::: MATERIAL SUPPLIED :::

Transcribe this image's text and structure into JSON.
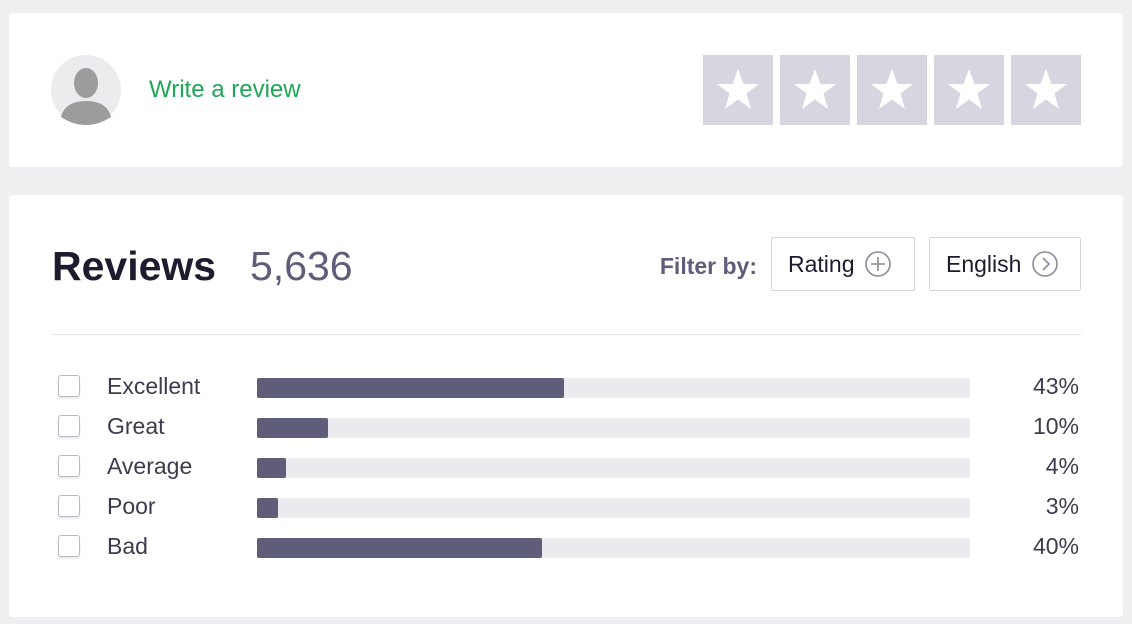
{
  "header": {
    "link": "Write a review"
  },
  "reviews": {
    "title": "Reviews",
    "count": "5,636",
    "filter_label": "Filter by:",
    "filters": [
      "Rating",
      "English"
    ],
    "xlim": [
      0,
      100
    ],
    "rows": [
      {
        "label": "Excellent",
        "value": 43,
        "value_label": "43%"
      },
      {
        "label": "Great",
        "value": 10,
        "value_label": "10%"
      },
      {
        "label": "Average",
        "value": 4,
        "value_label": "4%"
      },
      {
        "label": "Poor",
        "value": 3,
        "value_label": "3%"
      },
      {
        "label": "Bad",
        "value": 40,
        "value_label": "40%"
      }
    ]
  }
}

:::

*TASK*:
Leave out the pictures and return every record word for word.

*RESPONSE TO THE TASK*:
Transcribe this image's text and structure into JSON.
{
  "header": {
    "link": "Write a review"
  },
  "reviews": {
    "title": "Reviews",
    "count": "5,636",
    "filter_label": "Filter by:",
    "filters": [
      "Rating",
      "English"
    ],
    "xlim": [
      0,
      100
    ],
    "rows": [
      {
        "label": "Excellent",
        "value": 43,
        "value_label": "43%"
      },
      {
        "label": "Great",
        "value": 10,
        "value_label": "10%"
      },
      {
        "label": "Average",
        "value": 4,
        "value_label": "4%"
      },
      {
        "label": "Poor",
        "value": 3,
        "value_label": "3%"
      },
      {
        "label": "Bad",
        "value": 40,
        "value_label": "40%"
      }
    ]
  }
}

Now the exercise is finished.